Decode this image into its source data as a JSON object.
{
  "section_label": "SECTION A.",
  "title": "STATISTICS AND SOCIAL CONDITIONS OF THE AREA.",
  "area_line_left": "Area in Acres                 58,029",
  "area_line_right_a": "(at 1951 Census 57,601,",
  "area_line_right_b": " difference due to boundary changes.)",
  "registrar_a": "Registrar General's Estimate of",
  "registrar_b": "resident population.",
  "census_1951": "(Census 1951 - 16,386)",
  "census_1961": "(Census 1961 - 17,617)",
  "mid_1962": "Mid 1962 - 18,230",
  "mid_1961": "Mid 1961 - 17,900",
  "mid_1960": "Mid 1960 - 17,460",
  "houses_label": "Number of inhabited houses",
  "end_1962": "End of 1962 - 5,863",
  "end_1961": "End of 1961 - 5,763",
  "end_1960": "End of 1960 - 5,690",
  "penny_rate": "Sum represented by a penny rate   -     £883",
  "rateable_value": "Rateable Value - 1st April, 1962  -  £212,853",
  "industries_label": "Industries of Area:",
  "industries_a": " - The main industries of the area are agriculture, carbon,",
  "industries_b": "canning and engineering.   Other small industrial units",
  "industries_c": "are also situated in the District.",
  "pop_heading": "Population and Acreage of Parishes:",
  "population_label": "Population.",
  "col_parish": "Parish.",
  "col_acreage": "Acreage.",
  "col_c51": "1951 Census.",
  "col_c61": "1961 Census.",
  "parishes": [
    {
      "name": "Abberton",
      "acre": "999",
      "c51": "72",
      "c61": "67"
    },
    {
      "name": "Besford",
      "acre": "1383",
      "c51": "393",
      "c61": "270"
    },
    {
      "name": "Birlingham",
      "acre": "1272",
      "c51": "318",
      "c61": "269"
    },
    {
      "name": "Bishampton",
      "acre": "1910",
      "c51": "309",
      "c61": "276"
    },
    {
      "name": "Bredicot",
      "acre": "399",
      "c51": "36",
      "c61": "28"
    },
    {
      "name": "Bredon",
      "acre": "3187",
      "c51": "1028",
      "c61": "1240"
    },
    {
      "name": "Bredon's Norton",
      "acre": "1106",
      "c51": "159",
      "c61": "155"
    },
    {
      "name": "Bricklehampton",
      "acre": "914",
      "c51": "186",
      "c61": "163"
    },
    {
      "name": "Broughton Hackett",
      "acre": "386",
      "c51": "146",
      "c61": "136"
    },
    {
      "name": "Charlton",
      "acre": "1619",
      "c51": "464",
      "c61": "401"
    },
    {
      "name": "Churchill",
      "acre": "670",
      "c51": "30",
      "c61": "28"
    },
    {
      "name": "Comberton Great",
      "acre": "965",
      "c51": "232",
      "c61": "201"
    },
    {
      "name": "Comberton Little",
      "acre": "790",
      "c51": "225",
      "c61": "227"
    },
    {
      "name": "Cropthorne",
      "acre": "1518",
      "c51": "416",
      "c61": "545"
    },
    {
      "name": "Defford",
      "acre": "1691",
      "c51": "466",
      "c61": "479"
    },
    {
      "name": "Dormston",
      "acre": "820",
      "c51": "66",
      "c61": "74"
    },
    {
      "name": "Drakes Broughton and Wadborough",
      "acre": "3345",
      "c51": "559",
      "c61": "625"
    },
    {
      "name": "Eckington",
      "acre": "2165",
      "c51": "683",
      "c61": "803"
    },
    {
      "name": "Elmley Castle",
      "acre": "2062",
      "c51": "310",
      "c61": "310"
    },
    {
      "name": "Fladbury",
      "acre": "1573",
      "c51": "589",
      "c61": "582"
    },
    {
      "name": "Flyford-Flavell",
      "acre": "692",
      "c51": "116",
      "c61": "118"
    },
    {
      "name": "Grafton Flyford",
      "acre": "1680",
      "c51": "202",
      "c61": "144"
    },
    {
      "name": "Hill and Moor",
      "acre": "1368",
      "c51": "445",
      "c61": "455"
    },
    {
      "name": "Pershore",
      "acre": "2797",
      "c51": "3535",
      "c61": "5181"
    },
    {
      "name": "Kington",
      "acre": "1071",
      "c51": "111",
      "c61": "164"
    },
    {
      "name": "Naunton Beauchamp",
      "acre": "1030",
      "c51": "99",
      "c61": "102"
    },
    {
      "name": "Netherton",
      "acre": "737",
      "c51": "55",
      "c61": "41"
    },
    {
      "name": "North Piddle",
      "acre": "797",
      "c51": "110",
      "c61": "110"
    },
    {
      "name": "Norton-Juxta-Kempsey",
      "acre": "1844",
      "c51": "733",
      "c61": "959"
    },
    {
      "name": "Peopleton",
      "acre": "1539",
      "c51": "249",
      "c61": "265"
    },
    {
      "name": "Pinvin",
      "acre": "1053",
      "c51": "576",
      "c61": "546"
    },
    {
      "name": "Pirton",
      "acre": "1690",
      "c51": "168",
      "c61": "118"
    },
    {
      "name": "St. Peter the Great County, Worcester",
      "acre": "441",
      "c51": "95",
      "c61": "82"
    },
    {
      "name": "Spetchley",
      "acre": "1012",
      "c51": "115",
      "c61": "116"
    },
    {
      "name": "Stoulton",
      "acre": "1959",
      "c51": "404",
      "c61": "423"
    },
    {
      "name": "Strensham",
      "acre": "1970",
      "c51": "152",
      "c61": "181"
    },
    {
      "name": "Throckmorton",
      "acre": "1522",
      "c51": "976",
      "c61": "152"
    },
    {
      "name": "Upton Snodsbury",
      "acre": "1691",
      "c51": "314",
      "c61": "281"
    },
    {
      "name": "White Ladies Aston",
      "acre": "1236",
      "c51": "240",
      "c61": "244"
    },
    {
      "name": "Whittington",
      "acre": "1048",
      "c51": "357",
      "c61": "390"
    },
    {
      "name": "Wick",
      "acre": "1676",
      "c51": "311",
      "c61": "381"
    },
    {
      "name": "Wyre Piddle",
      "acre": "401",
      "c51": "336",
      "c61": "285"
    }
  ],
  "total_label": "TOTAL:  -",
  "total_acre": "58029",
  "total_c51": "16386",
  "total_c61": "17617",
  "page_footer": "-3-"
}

● **Exercise**
Transcribe all of the lines in the records precisely.

● **Task result**
Decode this image into its source data as a JSON object.
{
  "section_label": "SECTION A.",
  "title": "STATISTICS AND SOCIAL CONDITIONS OF THE AREA.",
  "area_line_left": "Area in Acres                 58,029",
  "area_line_right_a": "(at 1951 Census 57,601,",
  "area_line_right_b": " difference due to boundary changes.)",
  "registrar_a": "Registrar General's Estimate of",
  "registrar_b": "resident population.",
  "census_1951": "(Census 1951 - 16,386)",
  "census_1961": "(Census 1961 - 17,617)",
  "mid_1962": "Mid 1962 - 18,230",
  "mid_1961": "Mid 1961 - 17,900",
  "mid_1960": "Mid 1960 - 17,460",
  "houses_label": "Number of inhabited houses",
  "end_1962": "End of 1962 - 5,863",
  "end_1961": "End of 1961 - 5,763",
  "end_1960": "End of 1960 - 5,690",
  "penny_rate": "Sum represented by a penny rate   -     £883",
  "rateable_value": "Rateable Value - 1st April, 1962  -  £212,853",
  "industries_label": "Industries of Area:",
  "industries_a": " - The main industries of the area are agriculture, carbon,",
  "industries_b": "canning and engineering.   Other small industrial units",
  "industries_c": "are also situated in the District.",
  "pop_heading": "Population and Acreage of Parishes:",
  "population_label": "Population.",
  "col_parish": "Parish.",
  "col_acreage": "Acreage.",
  "col_c51": "1951 Census.",
  "col_c61": "1961 Census.",
  "parishes": [
    {
      "name": "Abberton",
      "acre": "999",
      "c51": "72",
      "c61": "67"
    },
    {
      "name": "Besford",
      "acre": "1383",
      "c51": "393",
      "c61": "270"
    },
    {
      "name": "Birlingham",
      "acre": "1272",
      "c51": "318",
      "c61": "269"
    },
    {
      "name": "Bishampton",
      "acre": "1910",
      "c51": "309",
      "c61": "276"
    },
    {
      "name": "Bredicot",
      "acre": "399",
      "c51": "36",
      "c61": "28"
    },
    {
      "name": "Bredon",
      "acre": "3187",
      "c51": "1028",
      "c61": "1240"
    },
    {
      "name": "Bredon's Norton",
      "acre": "1106",
      "c51": "159",
      "c61": "155"
    },
    {
      "name": "Bricklehampton",
      "acre": "914",
      "c51": "186",
      "c61": "163"
    },
    {
      "name": "Broughton Hackett",
      "acre": "386",
      "c51": "146",
      "c61": "136"
    },
    {
      "name": "Charlton",
      "acre": "1619",
      "c51": "464",
      "c61": "401"
    },
    {
      "name": "Churchill",
      "acre": "670",
      "c51": "30",
      "c61": "28"
    },
    {
      "name": "Comberton Great",
      "acre": "965",
      "c51": "232",
      "c61": "201"
    },
    {
      "name": "Comberton Little",
      "acre": "790",
      "c51": "225",
      "c61": "227"
    },
    {
      "name": "Cropthorne",
      "acre": "1518",
      "c51": "416",
      "c61": "545"
    },
    {
      "name": "Defford",
      "acre": "1691",
      "c51": "466",
      "c61": "479"
    },
    {
      "name": "Dormston",
      "acre": "820",
      "c51": "66",
      "c61": "74"
    },
    {
      "name": "Drakes Broughton and Wadborough",
      "acre": "3345",
      "c51": "559",
      "c61": "625"
    },
    {
      "name": "Eckington",
      "acre": "2165",
      "c51": "683",
      "c61": "803"
    },
    {
      "name": "Elmley Castle",
      "acre": "2062",
      "c51": "310",
      "c61": "310"
    },
    {
      "name": "Fladbury",
      "acre": "1573",
      "c51": "589",
      "c61": "582"
    },
    {
      "name": "Flyford-Flavell",
      "acre": "692",
      "c51": "116",
      "c61": "118"
    },
    {
      "name": "Grafton Flyford",
      "acre": "1680",
      "c51": "202",
      "c61": "144"
    },
    {
      "name": "Hill and Moor",
      "acre": "1368",
      "c51": "445",
      "c61": "455"
    },
    {
      "name": "Pershore",
      "acre": "2797",
      "c51": "3535",
      "c61": "5181"
    },
    {
      "name": "Kington",
      "acre": "1071",
      "c51": "111",
      "c61": "164"
    },
    {
      "name": "Naunton Beauchamp",
      "acre": "1030",
      "c51": "99",
      "c61": "102"
    },
    {
      "name": "Netherton",
      "acre": "737",
      "c51": "55",
      "c61": "41"
    },
    {
      "name": "North Piddle",
      "acre": "797",
      "c51": "110",
      "c61": "110"
    },
    {
      "name": "Norton-Juxta-Kempsey",
      "acre": "1844",
      "c51": "733",
      "c61": "959"
    },
    {
      "name": "Peopleton",
      "acre": "1539",
      "c51": "249",
      "c61": "265"
    },
    {
      "name": "Pinvin",
      "acre": "1053",
      "c51": "576",
      "c61": "546"
    },
    {
      "name": "Pirton",
      "acre": "1690",
      "c51": "168",
      "c61": "118"
    },
    {
      "name": "St. Peter the Great County, Worcester",
      "acre": "441",
      "c51": "95",
      "c61": "82"
    },
    {
      "name": "Spetchley",
      "acre": "1012",
      "c51": "115",
      "c61": "116"
    },
    {
      "name": "Stoulton",
      "acre": "1959",
      "c51": "404",
      "c61": "423"
    },
    {
      "name": "Strensham",
      "acre": "1970",
      "c51": "152",
      "c61": "181"
    },
    {
      "name": "Throckmorton",
      "acre": "1522",
      "c51": "976",
      "c61": "152"
    },
    {
      "name": "Upton Snodsbury",
      "acre": "1691",
      "c51": "314",
      "c61": "281"
    },
    {
      "name": "White Ladies Aston",
      "acre": "1236",
      "c51": "240",
      "c61": "244"
    },
    {
      "name": "Whittington",
      "acre": "1048",
      "c51": "357",
      "c61": "390"
    },
    {
      "name": "Wick",
      "acre": "1676",
      "c51": "311",
      "c61": "381"
    },
    {
      "name": "Wyre Piddle",
      "acre": "401",
      "c51": "336",
      "c61": "285"
    }
  ],
  "total_label": "TOTAL:  -",
  "total_acre": "58029",
  "total_c51": "16386",
  "total_c61": "17617",
  "page_footer": "-3-"
}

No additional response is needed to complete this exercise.